» Given instruction: How many lines of the material below contain the string "this"? Answer with the number and nothing else.

» Structured figure records:
• • • •
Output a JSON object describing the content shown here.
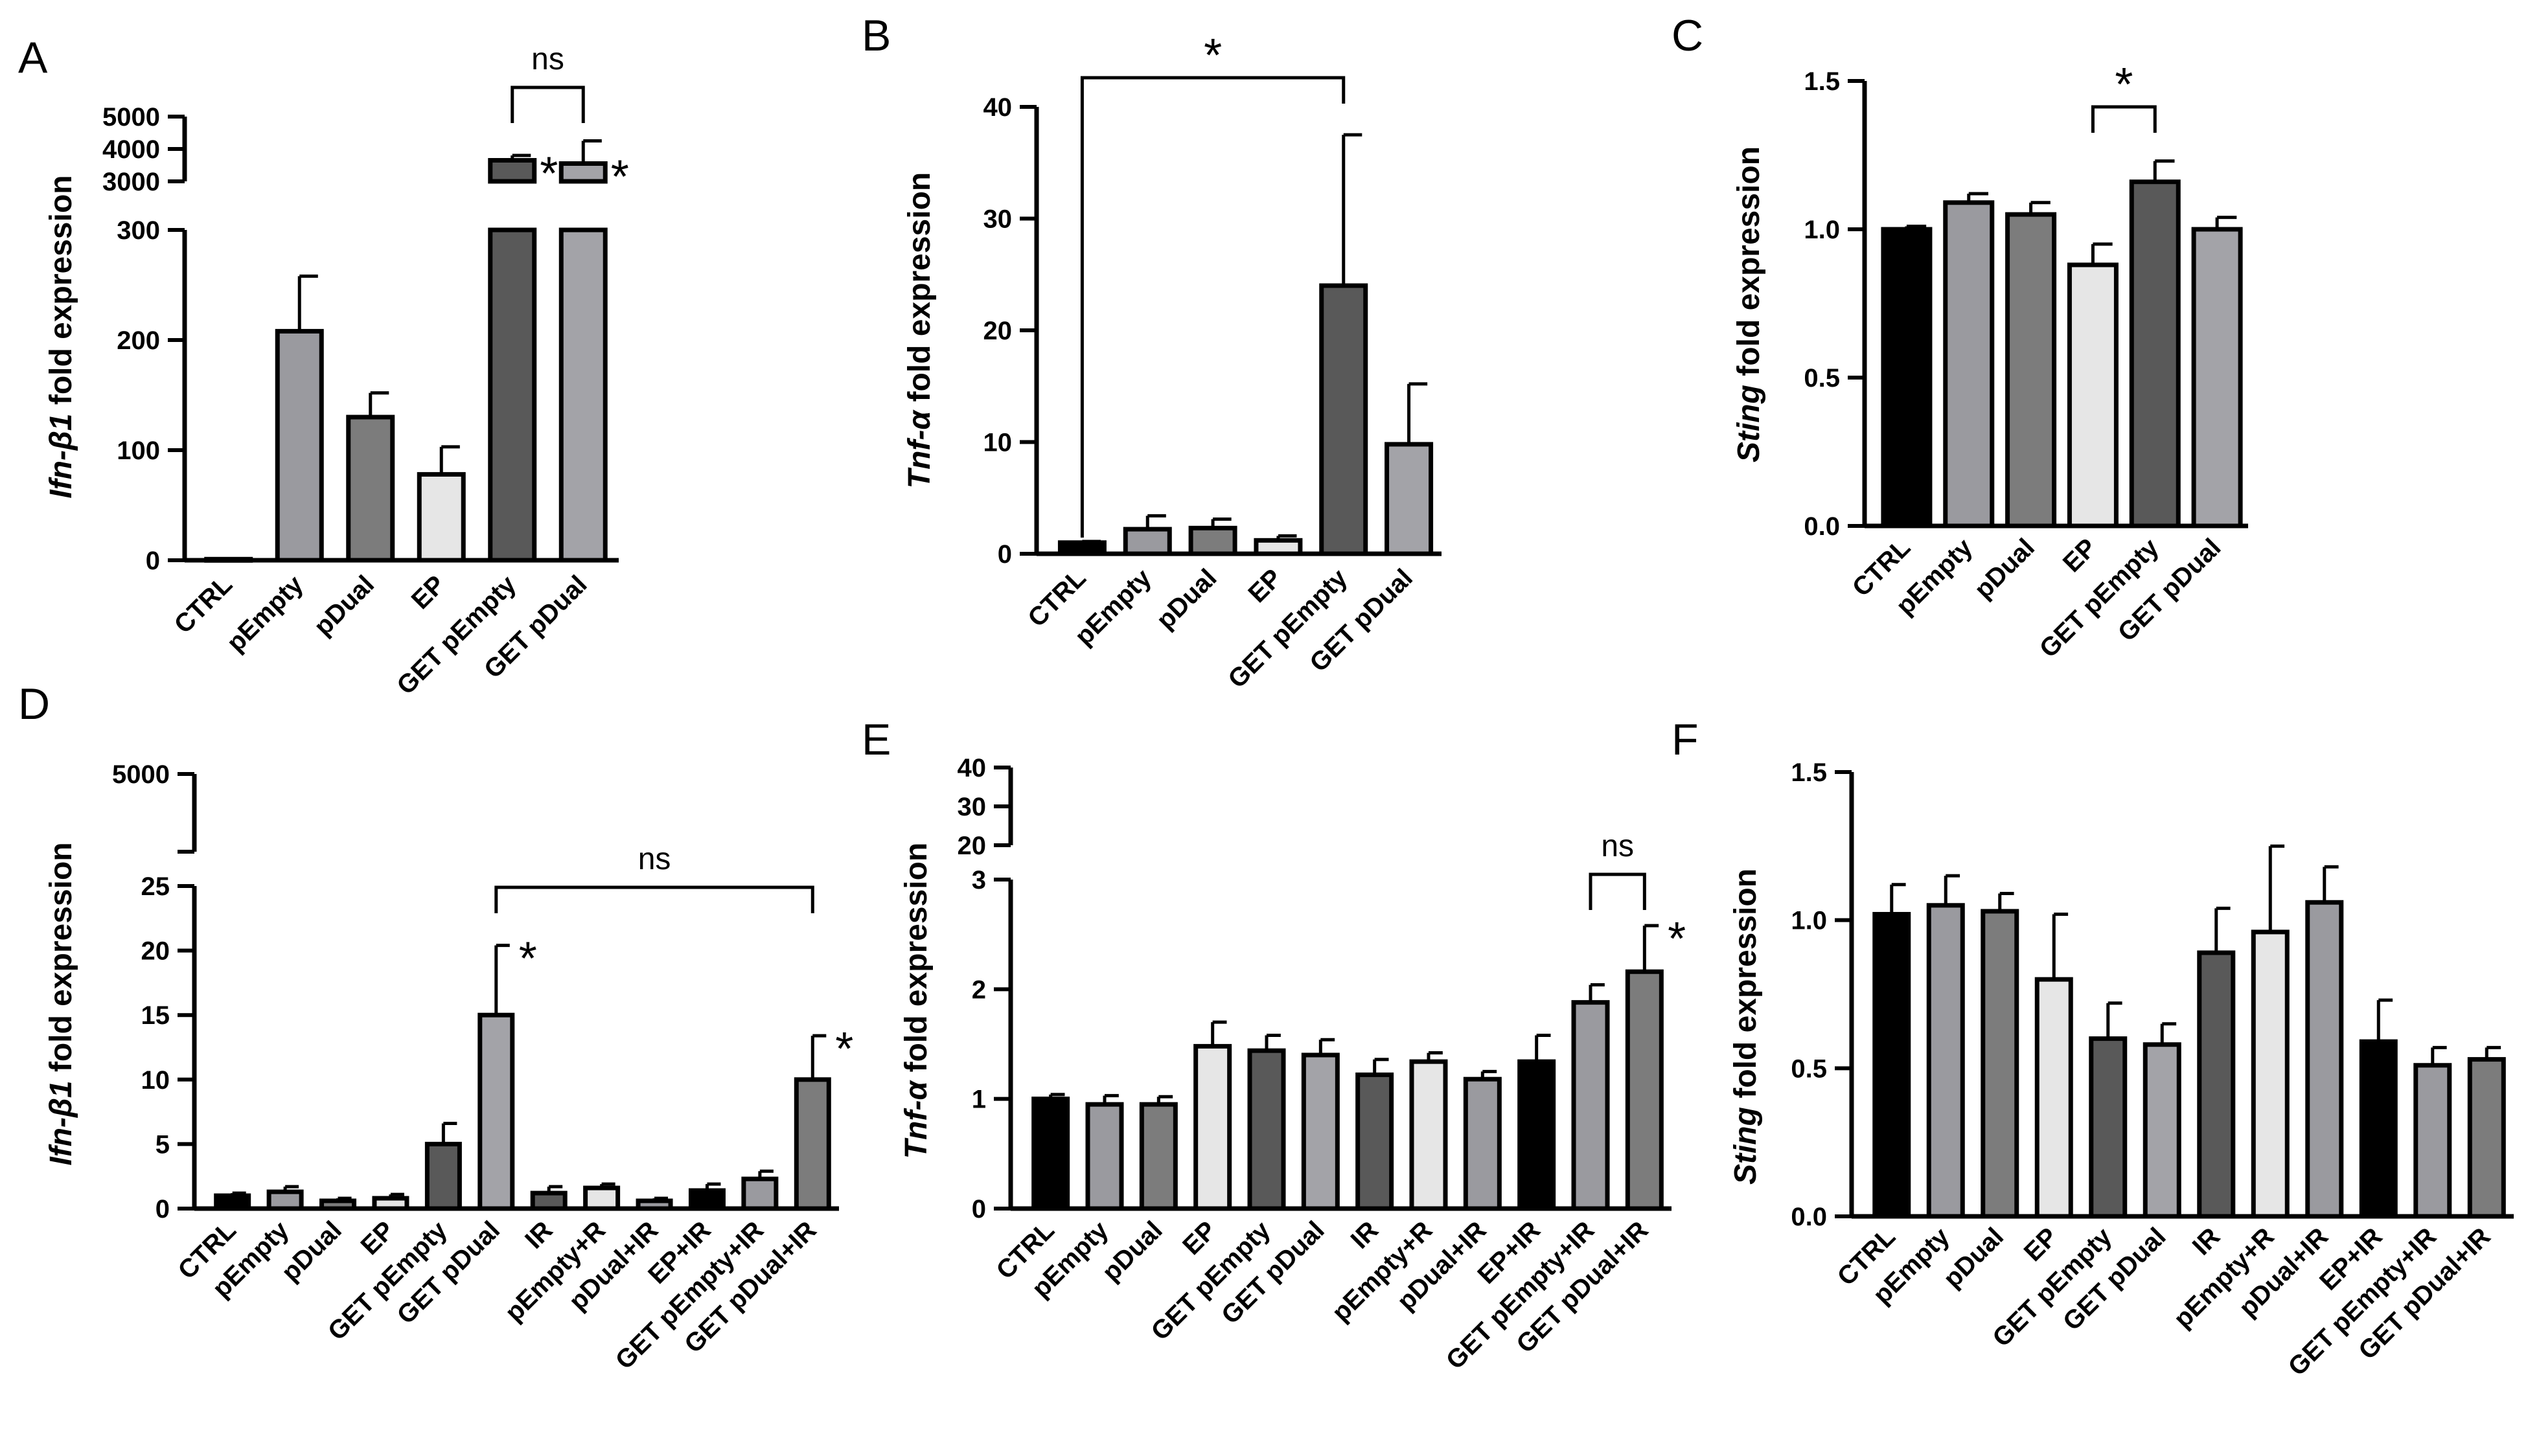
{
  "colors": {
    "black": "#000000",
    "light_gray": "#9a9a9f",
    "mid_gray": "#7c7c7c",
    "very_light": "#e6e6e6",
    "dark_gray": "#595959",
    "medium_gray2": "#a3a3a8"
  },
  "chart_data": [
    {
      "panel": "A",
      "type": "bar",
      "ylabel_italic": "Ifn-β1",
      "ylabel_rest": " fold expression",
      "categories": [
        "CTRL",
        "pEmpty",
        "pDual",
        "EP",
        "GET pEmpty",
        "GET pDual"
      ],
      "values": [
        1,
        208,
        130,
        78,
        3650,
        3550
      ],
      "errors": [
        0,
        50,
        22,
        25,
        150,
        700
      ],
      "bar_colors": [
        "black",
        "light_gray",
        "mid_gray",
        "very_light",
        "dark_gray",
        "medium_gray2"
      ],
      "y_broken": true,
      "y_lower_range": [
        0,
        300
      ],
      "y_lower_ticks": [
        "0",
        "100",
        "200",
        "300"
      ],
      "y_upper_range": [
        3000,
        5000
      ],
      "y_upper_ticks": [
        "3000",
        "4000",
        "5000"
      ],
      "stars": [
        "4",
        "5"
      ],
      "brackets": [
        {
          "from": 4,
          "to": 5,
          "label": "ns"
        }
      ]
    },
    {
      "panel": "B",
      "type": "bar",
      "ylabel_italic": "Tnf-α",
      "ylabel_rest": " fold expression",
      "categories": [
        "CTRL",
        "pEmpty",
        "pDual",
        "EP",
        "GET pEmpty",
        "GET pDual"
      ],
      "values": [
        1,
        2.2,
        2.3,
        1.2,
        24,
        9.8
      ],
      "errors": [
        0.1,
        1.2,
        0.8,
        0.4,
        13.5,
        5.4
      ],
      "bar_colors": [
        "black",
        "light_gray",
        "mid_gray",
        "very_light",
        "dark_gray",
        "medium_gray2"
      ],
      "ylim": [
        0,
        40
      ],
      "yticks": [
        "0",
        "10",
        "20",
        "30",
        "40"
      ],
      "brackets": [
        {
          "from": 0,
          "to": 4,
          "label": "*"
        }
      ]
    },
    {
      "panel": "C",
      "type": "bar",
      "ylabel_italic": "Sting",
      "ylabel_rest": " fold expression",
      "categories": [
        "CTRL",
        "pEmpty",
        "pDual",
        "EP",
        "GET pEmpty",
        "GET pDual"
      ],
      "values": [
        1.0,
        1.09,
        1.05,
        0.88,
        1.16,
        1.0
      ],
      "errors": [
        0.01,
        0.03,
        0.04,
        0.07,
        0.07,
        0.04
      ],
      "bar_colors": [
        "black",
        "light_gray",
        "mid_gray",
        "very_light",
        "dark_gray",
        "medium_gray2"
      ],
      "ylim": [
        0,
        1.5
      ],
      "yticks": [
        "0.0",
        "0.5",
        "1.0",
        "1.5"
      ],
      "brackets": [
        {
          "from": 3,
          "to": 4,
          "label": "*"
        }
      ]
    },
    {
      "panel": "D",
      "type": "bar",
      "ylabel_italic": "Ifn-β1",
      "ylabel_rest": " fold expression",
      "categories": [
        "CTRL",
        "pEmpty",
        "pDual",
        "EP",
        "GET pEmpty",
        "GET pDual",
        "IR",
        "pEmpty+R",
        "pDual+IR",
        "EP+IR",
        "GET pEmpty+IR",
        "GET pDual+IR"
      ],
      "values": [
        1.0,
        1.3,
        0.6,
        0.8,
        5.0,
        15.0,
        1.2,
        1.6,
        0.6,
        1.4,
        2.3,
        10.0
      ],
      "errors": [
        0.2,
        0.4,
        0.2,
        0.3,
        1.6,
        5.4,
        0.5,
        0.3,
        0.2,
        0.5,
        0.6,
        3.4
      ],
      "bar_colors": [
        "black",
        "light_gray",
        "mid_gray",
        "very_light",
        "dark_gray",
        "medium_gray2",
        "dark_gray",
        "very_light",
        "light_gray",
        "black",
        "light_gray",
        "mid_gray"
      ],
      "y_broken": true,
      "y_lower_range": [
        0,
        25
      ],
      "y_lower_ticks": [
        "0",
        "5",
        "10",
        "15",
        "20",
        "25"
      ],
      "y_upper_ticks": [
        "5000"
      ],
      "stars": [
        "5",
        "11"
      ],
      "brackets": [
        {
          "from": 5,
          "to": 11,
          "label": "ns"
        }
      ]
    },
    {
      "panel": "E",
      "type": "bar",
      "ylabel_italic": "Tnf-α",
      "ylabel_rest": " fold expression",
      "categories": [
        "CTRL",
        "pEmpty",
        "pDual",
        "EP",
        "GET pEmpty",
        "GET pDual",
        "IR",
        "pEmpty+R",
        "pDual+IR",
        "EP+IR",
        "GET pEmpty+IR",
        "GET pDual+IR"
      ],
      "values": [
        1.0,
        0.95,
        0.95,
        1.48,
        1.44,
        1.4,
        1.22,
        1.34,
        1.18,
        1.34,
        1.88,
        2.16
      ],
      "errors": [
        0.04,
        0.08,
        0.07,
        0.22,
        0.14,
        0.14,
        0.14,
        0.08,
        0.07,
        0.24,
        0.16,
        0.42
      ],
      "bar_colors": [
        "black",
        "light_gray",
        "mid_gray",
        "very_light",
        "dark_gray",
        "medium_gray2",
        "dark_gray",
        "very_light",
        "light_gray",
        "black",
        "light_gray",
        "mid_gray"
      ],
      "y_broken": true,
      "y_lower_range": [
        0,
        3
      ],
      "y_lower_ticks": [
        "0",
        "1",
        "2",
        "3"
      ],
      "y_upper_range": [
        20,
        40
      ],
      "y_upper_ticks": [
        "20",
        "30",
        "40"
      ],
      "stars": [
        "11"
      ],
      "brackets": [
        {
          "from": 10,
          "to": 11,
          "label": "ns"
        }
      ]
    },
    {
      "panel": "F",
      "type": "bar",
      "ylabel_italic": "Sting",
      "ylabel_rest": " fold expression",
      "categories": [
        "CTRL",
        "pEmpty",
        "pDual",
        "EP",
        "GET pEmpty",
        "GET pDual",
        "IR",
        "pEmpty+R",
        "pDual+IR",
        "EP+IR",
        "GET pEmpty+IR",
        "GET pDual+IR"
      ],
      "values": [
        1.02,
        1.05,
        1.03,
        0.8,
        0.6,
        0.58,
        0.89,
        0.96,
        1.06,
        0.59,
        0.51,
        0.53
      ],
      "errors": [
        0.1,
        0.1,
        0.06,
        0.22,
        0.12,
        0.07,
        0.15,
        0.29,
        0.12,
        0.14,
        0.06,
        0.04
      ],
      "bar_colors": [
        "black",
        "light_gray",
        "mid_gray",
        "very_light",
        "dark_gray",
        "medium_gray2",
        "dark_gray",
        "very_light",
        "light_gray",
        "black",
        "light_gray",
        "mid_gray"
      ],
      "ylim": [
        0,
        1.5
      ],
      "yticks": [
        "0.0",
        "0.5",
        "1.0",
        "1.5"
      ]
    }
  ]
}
• • • •
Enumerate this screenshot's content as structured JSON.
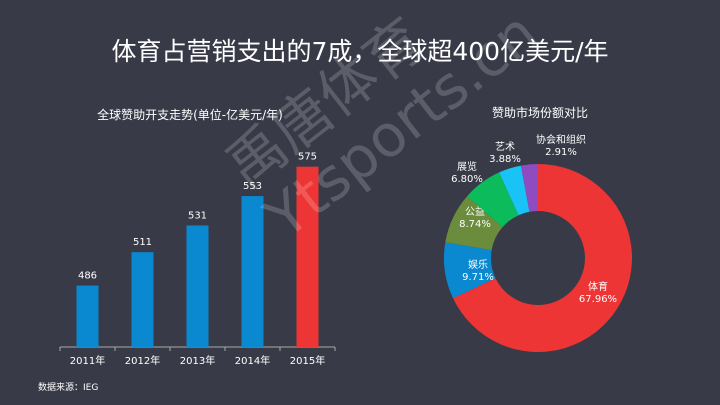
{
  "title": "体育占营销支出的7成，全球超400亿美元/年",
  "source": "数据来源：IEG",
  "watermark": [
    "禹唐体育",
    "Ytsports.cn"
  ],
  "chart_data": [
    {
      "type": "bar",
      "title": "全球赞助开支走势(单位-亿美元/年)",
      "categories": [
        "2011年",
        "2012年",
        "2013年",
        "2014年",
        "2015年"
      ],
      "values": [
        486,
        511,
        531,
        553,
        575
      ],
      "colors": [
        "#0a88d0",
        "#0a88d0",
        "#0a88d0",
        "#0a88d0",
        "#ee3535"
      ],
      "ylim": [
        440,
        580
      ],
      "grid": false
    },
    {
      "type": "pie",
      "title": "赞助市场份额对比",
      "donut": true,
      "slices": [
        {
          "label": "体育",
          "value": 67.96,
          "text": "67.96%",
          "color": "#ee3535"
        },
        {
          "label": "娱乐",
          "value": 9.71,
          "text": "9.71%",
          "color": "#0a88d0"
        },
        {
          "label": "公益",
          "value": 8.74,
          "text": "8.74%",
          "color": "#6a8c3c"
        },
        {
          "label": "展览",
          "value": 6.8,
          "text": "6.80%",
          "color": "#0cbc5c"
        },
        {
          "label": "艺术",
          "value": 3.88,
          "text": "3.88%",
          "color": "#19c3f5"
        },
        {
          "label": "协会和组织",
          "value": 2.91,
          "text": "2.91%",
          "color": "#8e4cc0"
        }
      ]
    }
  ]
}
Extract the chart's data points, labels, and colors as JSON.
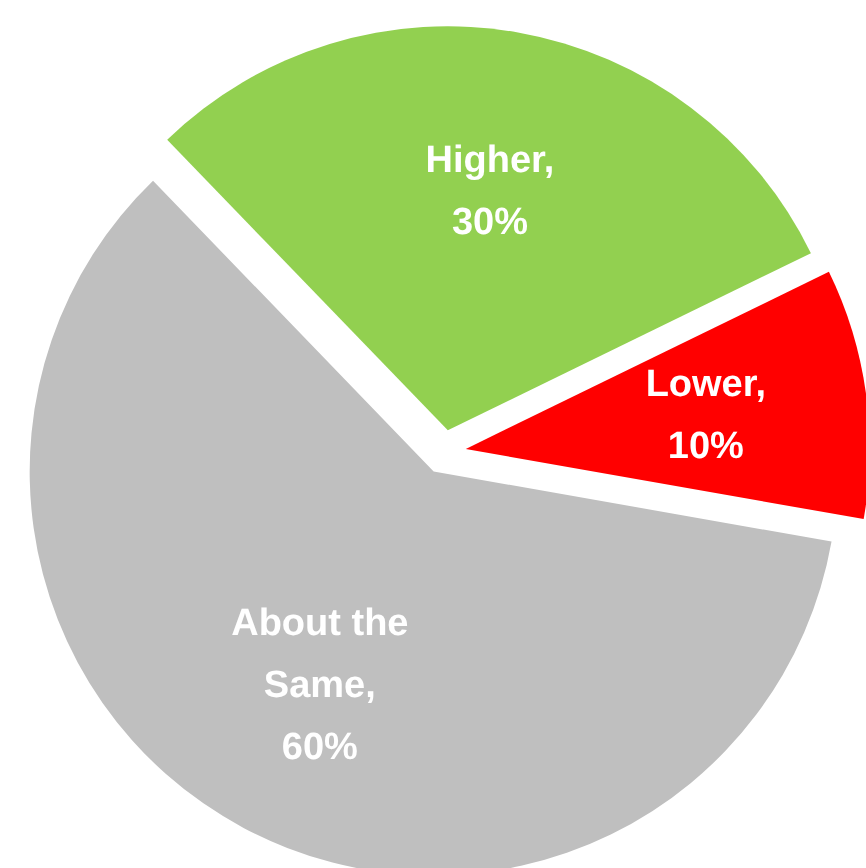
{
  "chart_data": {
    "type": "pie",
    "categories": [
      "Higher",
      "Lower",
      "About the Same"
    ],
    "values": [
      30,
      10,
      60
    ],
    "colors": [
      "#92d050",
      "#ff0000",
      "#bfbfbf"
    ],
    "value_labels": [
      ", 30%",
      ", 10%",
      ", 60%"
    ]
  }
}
• • • •
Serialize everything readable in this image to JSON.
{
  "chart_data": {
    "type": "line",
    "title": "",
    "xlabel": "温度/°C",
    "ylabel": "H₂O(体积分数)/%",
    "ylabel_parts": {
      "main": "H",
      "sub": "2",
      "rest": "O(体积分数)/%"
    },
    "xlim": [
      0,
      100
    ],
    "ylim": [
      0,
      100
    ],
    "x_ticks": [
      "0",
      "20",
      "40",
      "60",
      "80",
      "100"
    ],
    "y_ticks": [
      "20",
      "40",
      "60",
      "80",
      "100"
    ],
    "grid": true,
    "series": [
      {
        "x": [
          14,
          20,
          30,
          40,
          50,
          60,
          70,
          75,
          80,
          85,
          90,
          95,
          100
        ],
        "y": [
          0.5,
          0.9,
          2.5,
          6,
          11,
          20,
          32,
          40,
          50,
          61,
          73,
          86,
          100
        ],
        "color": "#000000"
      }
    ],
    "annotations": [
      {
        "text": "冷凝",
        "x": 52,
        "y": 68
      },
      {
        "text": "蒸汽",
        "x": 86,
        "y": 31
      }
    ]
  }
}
• • • •
» Worked solution: 2